** Data lines **
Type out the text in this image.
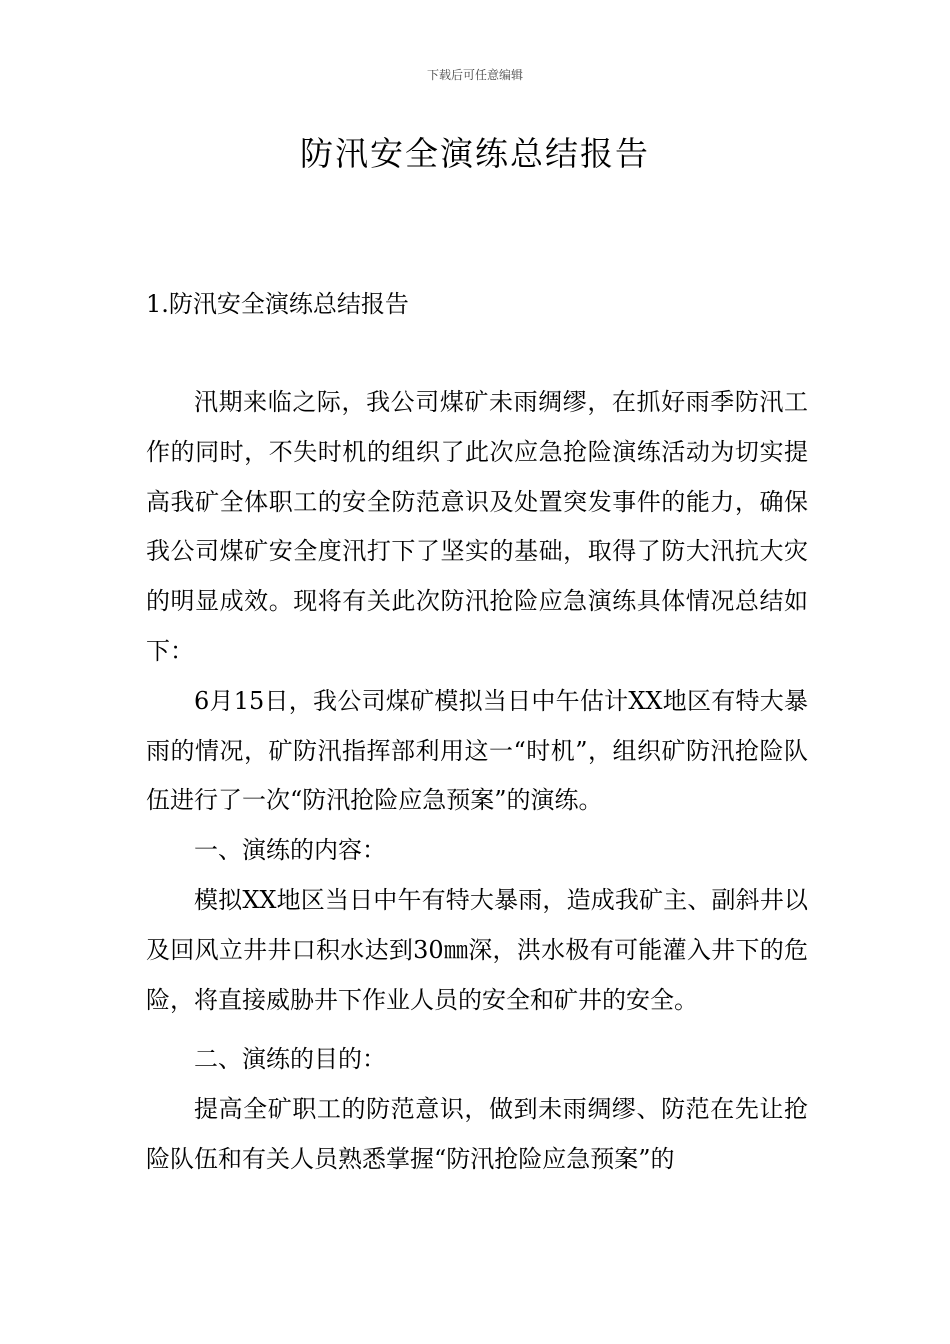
下载后可任意编辑
防汛安全演练总结报告
1.防汛安全演练总结报告

汛期来临之际，我公司煤矿未雨绸缪，在抓好雨季防汛工作的同时，不失时机的组织了此次应急抢险演练活动为切实提高我矿全体职工的安全防范意识及处置突发事件的能力，确保我公司煤矿安全度汛打下了坚实的基础，取得了防大汛抗大灾的明显成效。现将有关此次防汛抢险应急演练具体情况总结如下：

6月15日，我公司煤矿模拟当日中午估计XX地区有特大暴雨的情况，矿防汛指挥部利用这一“时机”，组织矿防汛抢险队伍进行了一次“防汛抢险应急预案”的演练。

一、演练的内容：

模拟XX地区当日中午有特大暴雨，造成我矿主、副斜井以及回风立井井口积水达到30㎜深，洪水极有可能灌入井下的危险，将直接威胁井下作业人员的安全和矿井的安全。

二、演练的目的：

提高全矿职工的防范意识，做到未雨绸缪、防范在先让抢险队伍和有关人员熟悉掌握“防汛抢险应急预案”的
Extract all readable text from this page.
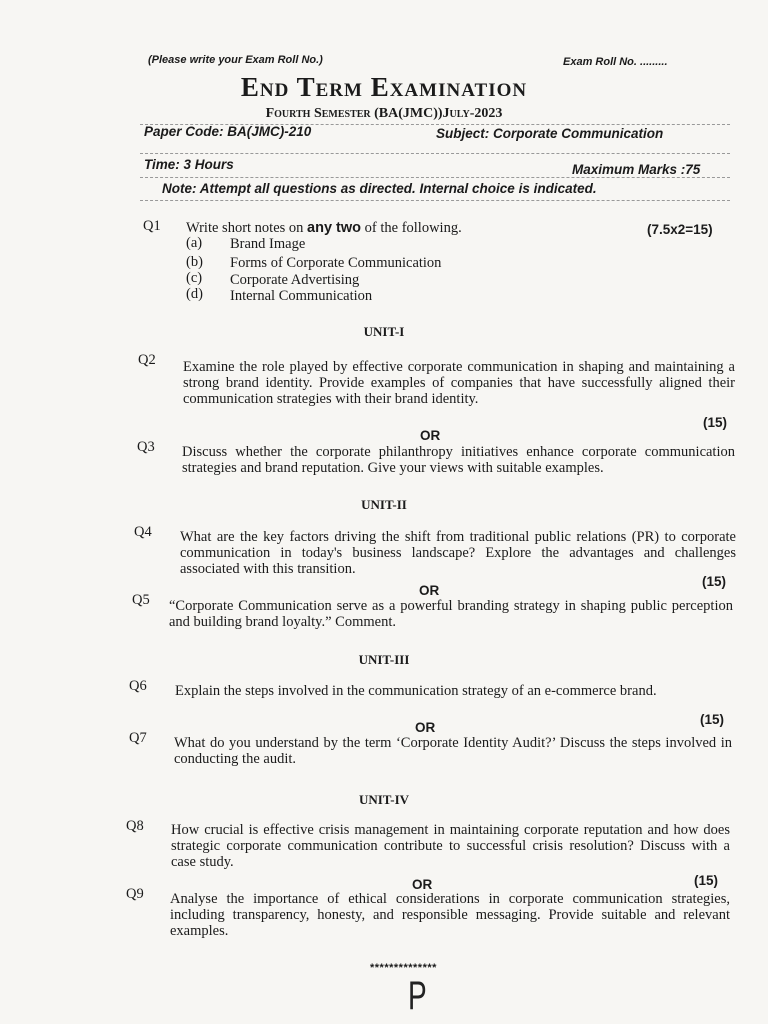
(Please write your Exam Roll No.)	Exam Roll No. .........
End Term Examination
Fourth Semester (BA(JMC))July-2023
Paper Code: BA(JMC)-210	Subject: Corporate Communication
Time: 3 Hours	Maximum Marks :75
Note: Attempt all questions as directed. Internal choice is indicated.
Q1 Write short notes on any two of the following.	(7.5x2=15)
(a) Brand Image
(b) Forms of Corporate Communication
(c) Corporate Advertising
(d) Internal Communication
UNIT-I
Q2 Examine the role played by effective corporate communication in shaping and maintaining a strong brand identity. Provide examples of companies that have successfully aligned their communication strategies with their brand identity.
(15)
OR
Q3 Discuss whether the corporate philanthropy initiatives enhance corporate communication strategies and brand reputation. Give your views with suitable examples.
UNIT-II
Q4 What are the key factors driving the shift from traditional public relations (PR) to corporate communication in today's business landscape? Explore the advantages and challenges associated with this transition.
(15)
OR
Q5 “Corporate Communication serve as a powerful branding strategy in shaping public perception and building brand loyalty.” Comment.
UNIT-III
Q6 Explain the steps involved in the communication strategy of an e-commerce brand.
(15)
OR
Q7 What do you understand by the term ‘Corporate Identity Audit?’ Discuss the steps involved in conducting the audit.
UNIT-IV
Q8 How crucial is effective crisis management in maintaining corporate reputation and how does strategic corporate communication contribute to successful crisis resolution? Discuss with a case study.
(15)
OR
Q9 Analyse the importance of ethical considerations in corporate communication strategies, including transparency, honesty, and responsible messaging. Provide suitable and relevant examples.
**************
P
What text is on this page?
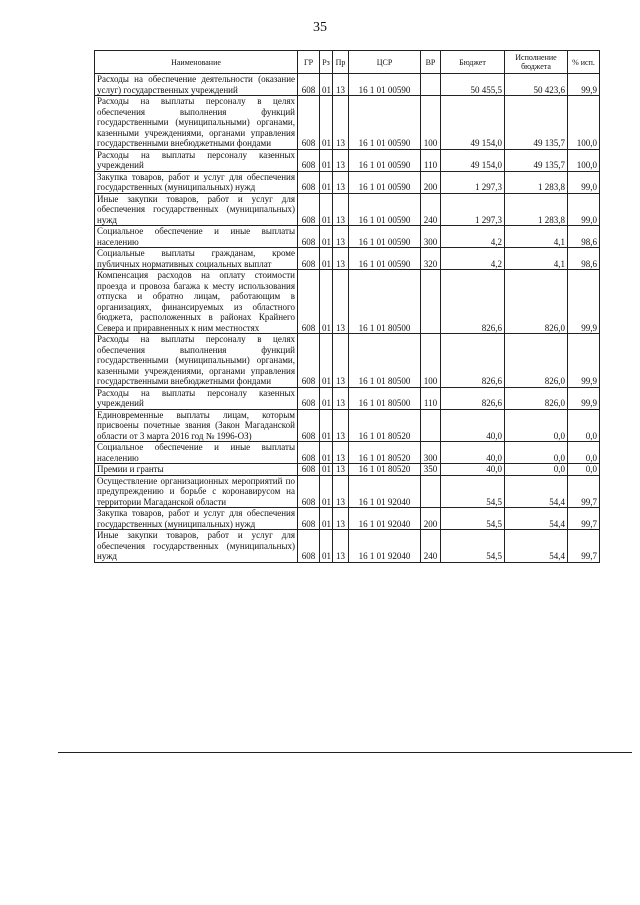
35
Наименование	ГР	Рз	Пр	ЦСР	ВР	Бюджет	Исполнение бюджета	% исп.
Расходы на обеспечение деятельности (оказание услуг) государственных учреждений	608	01	13	16 1 01 00590		50 455,5	50 423,6	99,9
Расходы на выплаты персоналу в целях обеспечения выполнения функций государственными (муниципальными) органами, казенными учреждениями, органами управления государственными внебюджетными фондами	608	01	13	16 1 01 00590	100	49 154,0	49 135,7	100,0
Расходы на выплаты персоналу казенных учреждений	608	01	13	16 1 01 00590	110	49 154,0	49 135,7	100,0
Закупка товаров, работ и услуг для обеспечения государственных (муниципальных) нужд	608	01	13	16 1 01 00590	200	1 297,3	1 283,8	99,0
Иные закупки товаров, работ и услуг для обеспечения государственных (муниципальных) нужд	608	01	13	16 1 01 00590	240	1 297,3	1 283,8	99,0
Социальное обеспечение и иные выплаты населению	608	01	13	16 1 01 00590	300	4,2	4,1	98,6
Социальные выплаты гражданам, кроме публичных нормативных социальных выплат	608	01	13	16 1 01 00590	320	4,2	4,1	98,6
Компенсация расходов на оплату стоимости проезда и провоза багажа к месту использования отпуска и обратно лицам, работающим в организациях, финансируемых из областного бюджета, расположенных в районах Крайнего Севера и приравненных к ним местностях	608	01	13	16 1 01 80500		826,6	826,0	99,9
Расходы на выплаты персоналу в целях обеспечения выполнения функций государственными (муниципальными) органами, казенными учреждениями, органами управления государственными внебюджетными фондами	608	01	13	16 1 01 80500	100	826,6	826,0	99,9
Расходы на выплаты персоналу казенных учреждений	608	01	13	16 1 01 80500	110	826,6	826,0	99,9
Единовременные выплаты лицам, которым присвоены почетные звания (Закон Магаданской области от 3 марта 2016 год № 1996-ОЗ)	608	01	13	16 1 01 80520		40,0	0,0	0,0
Социальное обеспечение и иные выплаты населению	608	01	13	16 1 01 80520	300	40,0	0,0	0,0
Премии и гранты	608	01	13	16 1 01 80520	350	40,0	0,0	0,0
Осуществление организационных мероприятий по предупреждению и борьбе с коронавирусом на территории Магаданской области	608	01	13	16 1 01 92040		54,5	54,4	99,7
Закупка товаров, работ и услуг для обеспечения государственных (муниципальных) нужд	608	01	13	16 1 01 92040	200	54,5	54,4	99,7
Иные закупки товаров, работ и услуг для обеспечения государственных (муниципальных) нужд	608	01	13	16 1 01 92040	240	54,5	54,4	99,7
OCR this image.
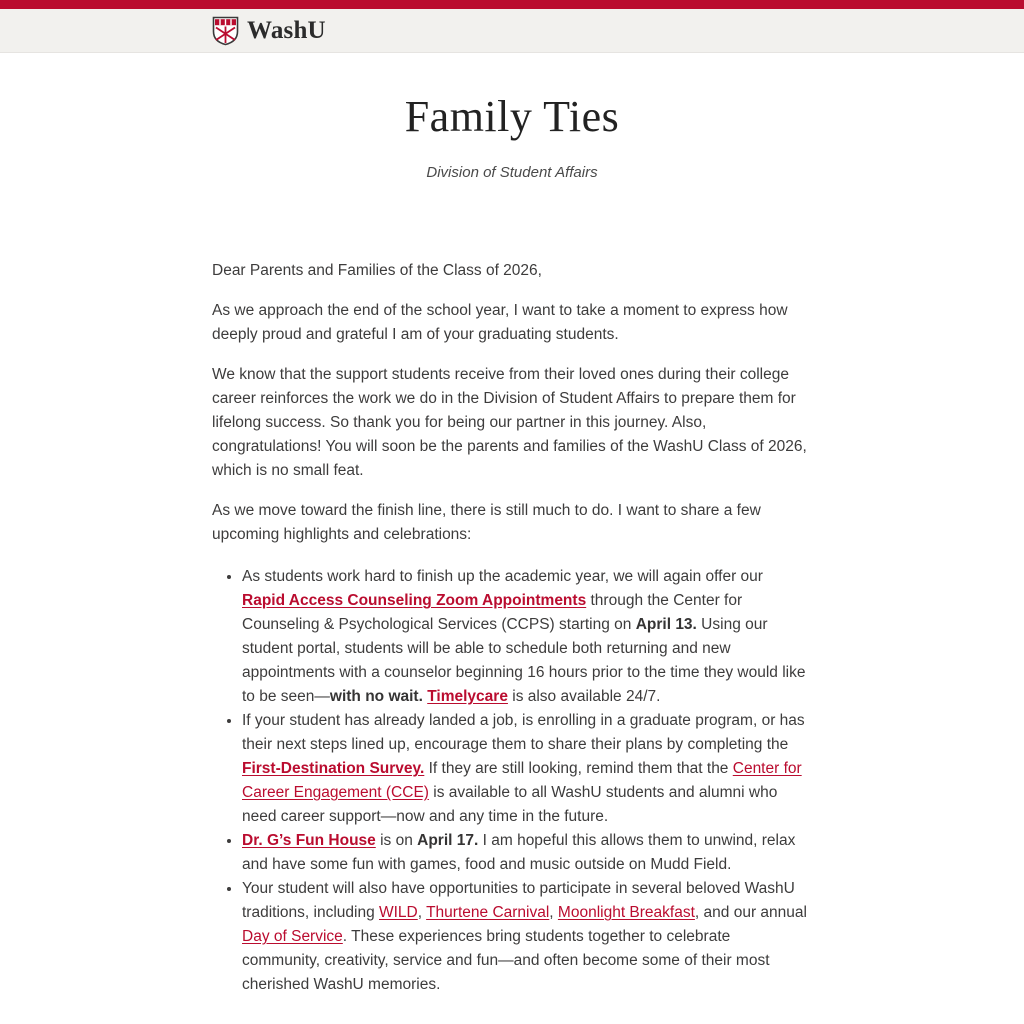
WashU
Family Ties
Division of Student Affairs

Dear Parents and Families of the Class of 2026,

As we approach the end of the school year, I want to take a moment to express how deeply proud and grateful I am of your graduating students.

We know that the support students receive from their loved ones during their college career reinforces the work we do in the Division of Student Affairs to prepare them for lifelong success. So thank you for being our partner in this journey. Also, congratulations! You will soon be the parents and families of the WashU Class of 2026, which is no small feat.

As we move toward the finish line, there is still much to do. I want to share a few upcoming highlights and celebrations:

• As students work hard to finish up the academic year, we will again offer our Rapid Access Counseling Zoom Appointments through the Center for Counseling & Psychological Services (CCPS) starting on April 13. Using our student portal, students will be able to schedule both returning and new appointments with a counselor beginning 16 hours prior to the time they would like to be seen—with no wait. Timelycare is also available 24/7.
• If your student has already landed a job, is enrolling in a graduate program, or has their next steps lined up, encourage them to share their plans by completing the First-Destination Survey. If they are still looking, remind them that the Center for Career Engagement (CCE) is available to all WashU students and alumni who need career support—now and any time in the future.
• Dr. G’s Fun House is on April 17. I am hopeful this allows them to unwind, relax and have some fun with games, food and music outside on Mudd Field.
• Your student will also have opportunities to participate in several beloved WashU traditions, including WILD, Thurtene Carnival, Moonlight Breakfast, and our annual Day of Service. These experiences bring students together to celebrate community, creativity, service and fun—and often become some of their most cherished WashU memories.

** Work to be completed **
Copy every entry exactly as written. Pictures are excluded.

** Finished answer **
Type out the text in this image.
下载后可任意编辑
防汛安全演练总结报告
1.防汛安全演练总结报告

汛期来临之际，我公司煤矿未雨绸缪，在抓好雨季防汛工作的同时，不失时机的组织了此次应急抢险演练活动为切实提高我矿全体职工的安全防范意识及处置突发事件的能力，确保我公司煤矿安全度汛打下了坚实的基础，取得了防大汛抗大灾的明显成效。现将有关此次防汛抢险应急演练具体情况总结如下：

6月15日，我公司煤矿模拟当日中午估计XX地区有特大暴雨的情况，矿防汛指挥部利用这一“时机”，组织矿防汛抢险队伍进行了一次“防汛抢险应急预案”的演练。

一、演练的内容：

模拟XX地区当日中午有特大暴雨，造成我矿主、副斜井以及回风立井井口积水达到30㎜深，洪水极有可能灌入井下的危险，将直接威胁井下作业人员的安全和矿井的安全。

二、演练的目的：

提高全矿职工的防范意识，做到未雨绸缪、防范在先让抢险队伍和有关人员熟悉掌握“防汛抢险应急预案”的
Extract all readable text from this page.
(Please write your Exam Roll No.)	Exam Roll No. .........
End Term Examination
Fourth Semester (BA(JMC))July-2023
Paper Code: BA(JMC)-210	Subject: Corporate Communication
Time: 3 Hours	Maximum Marks :75
Note: Attempt all questions as directed. Internal choice is indicated.
Q1 Write short notes on any two of the following.	(7.5x2=15)
(a) Brand Image
(b) Forms of Corporate Communication
(c) Corporate Advertising
(d) Internal Communication
UNIT-I
Q2 Examine the role played by effective corporate communication in shaping and maintaining a strong brand identity. Provide examples of companies that have successfully aligned their communication strategies with their brand identity.
(15)
OR
Q3 Discuss whether the corporate philanthropy initiatives enhance corporate communication strategies and brand reputation. Give your views with suitable examples.
UNIT-II
Q4 What are the key factors driving the shift from traditional public relations (PR) to corporate communication in today's business landscape? Explore the advantages and challenges associated with this transition.
(15)
OR
Q5 “Corporate Communication serve as a powerful branding strategy in shaping public perception and building brand loyalty.” Comment.
UNIT-III
Q6 Explain the steps involved in the communication strategy of an e-commerce brand.
(15)
OR
Q7 What do you understand by the term ‘Corporate Identity Audit?’ Discuss the steps involved in conducting the audit.
UNIT-IV
Q8 How crucial is effective crisis management in maintaining corporate reputation and how does strategic corporate communication contribute to successful crisis resolution? Discuss with a case study.
(15)
OR
Q9 Analyse the importance of ethical considerations in corporate communication strategies, including transparency, honesty, and responsible messaging. Provide suitable and relevant examples.
**************
P
What text is on this page?
35
Наименование	ГР	Рз	Пр	ЦСР	ВР	Бюджет	Исполнение бюджета	% исп.
Расходы на обеспечение деятельности (оказание услуг) государственных учреждений	608	01	13	16 1 01 00590		50 455,5	50 423,6	99,9
Расходы на выплаты персоналу в целях обеспечения выполнения функций государственными (муниципальными) органами, казенными учреждениями, органами управления государственными внебюджетными фондами	608	01	13	16 1 01 00590	100	49 154,0	49 135,7	100,0
Расходы на выплаты персоналу казенных учреждений	608	01	13	16 1 01 00590	110	49 154,0	49 135,7	100,0
Закупка товаров, работ и услуг для обеспечения государственных (муниципальных) нужд	608	01	13	16 1 01 00590	200	1 297,3	1 283,8	99,0
Иные закупки товаров, работ и услуг для обеспечения государственных (муниципальных) нужд	608	01	13	16 1 01 00590	240	1 297,3	1 283,8	99,0
Социальное обеспечение и иные выплаты населению	608	01	13	16 1 01 00590	300	4,2	4,1	98,6
Социальные выплаты гражданам, кроме публичных нормативных социальных выплат	608	01	13	16 1 01 00590	320	4,2	4,1	98,6
Компенсация расходов на оплату стоимости проезда и провоза багажа к месту использования отпуска и обратно лицам, работающим в организациях, финансируемых из областного бюджета, расположенных в районах Крайнего Севера и приравненных к ним местностях	608	01	13	16 1 01 80500		826,6	826,0	99,9
Расходы на выплаты персоналу в целях обеспечения выполнения функций государственными (муниципальными) органами, казенными учреждениями, органами управления государственными внебюджетными фондами	608	01	13	16 1 01 80500	100	826,6	826,0	99,9
Расходы на выплаты персоналу казенных учреждений	608	01	13	16 1 01 80500	110	826,6	826,0	99,9
Единовременные выплаты лицам, которым присвоены почетные звания (Закон Магаданской области от 3 марта 2016 год № 1996-ОЗ)	608	01	13	16 1 01 80520		40,0	0,0	0,0
Социальное обеспечение и иные выплаты населению	608	01	13	16 1 01 80520	300	40,0	0,0	0,0
Премии и гранты	608	01	13	16 1 01 80520	350	40,0	0,0	0,0
Осуществление организационных мероприятий по предупреждению и борьбе с коронавирусом на территории Магаданской области	608	01	13	16 1 01 92040		54,5	54,4	99,7
Закупка товаров, работ и услуг для обеспечения государственных (муниципальных) нужд	608	01	13	16 1 01 92040	200	54,5	54,4	99,7
Иные закупки товаров, работ и услуг для обеспечения государственных (муниципальных) нужд	608	01	13	16 1 01 92040	240	54,5	54,4	99,7
OCR this image.
WashU
Family Ties
Division of Student Affairs

Dear Parents and Families of the Class of 2026,

As we approach the end of the school year, I want to take a moment to express how deeply proud and grateful I am of your graduating students.

We know that the support students receive from their loved ones during their college career reinforces the work we do in the Division of Student Affairs to prepare them for lifelong success. So thank you for being our partner in this journey. Also, congratulations! You will soon be the parents and families of the WashU Class of 2026, which is no small feat.

As we move toward the finish line, there is still much to do. I want to share a few upcoming highlights and celebrations:

• As students work hard to finish up the academic year, we will again offer our Rapid Access Counseling Zoom Appointments through the Center for Counseling & Psychological Services (CCPS) starting on April 13. Using our student portal, students will be able to schedule both returning and new appointments with a counselor beginning 16 hours prior to the time they would like to be seen—with no wait. Timelycare is also available 24/7.
• If your student has already landed a job, is enrolling in a graduate program, or has their next steps lined up, encourage them to share their plans by completing the First-Destination Survey. If they are still looking, remind them that the Center for Career Engagement (CCE) is available to all WashU students and alumni who need career support—now and any time in the future.
• Dr. G’s Fun House is on April 17. I am hopeful this allows them to unwind, relax and have some fun with games, food and music outside on Mudd Field.
• Your student will also have opportunities to participate in several beloved WashU traditions, including WILD, Thurtene Carnival, Moonlight Breakfast, and our annual Day of Service. These experiences bring students together to celebrate community, creativity, service and fun—and often become some of their most cherished WashU memories.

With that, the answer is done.